[Challenge]: Only the number is wanted: tally the lines below that contain the word "shortcut".

[Dataset excerpts]:
____________________

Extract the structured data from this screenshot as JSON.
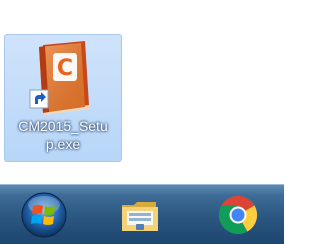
{
  "desktop": {
    "shortcut": {
      "label_line1": "CM2015_Setu",
      "label_line2": "p.exe",
      "icon": "cm-installer-icon",
      "icon_letter": "C",
      "overlay_icon": "shortcut-arrow-icon"
    }
  },
  "taskbar": {
    "start": {
      "icon": "windows-start-orb-icon"
    },
    "pinned": [
      {
        "name": "windows-explorer",
        "icon": "folder-icon"
      },
      {
        "name": "google-chrome",
        "icon": "chrome-icon"
      }
    ]
  },
  "colors": {
    "selection": "#b7d6f8",
    "app_icon_orange": "#e8641e",
    "taskbar": "#2a567f"
  }
}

____________________

[Reply to the task]: 2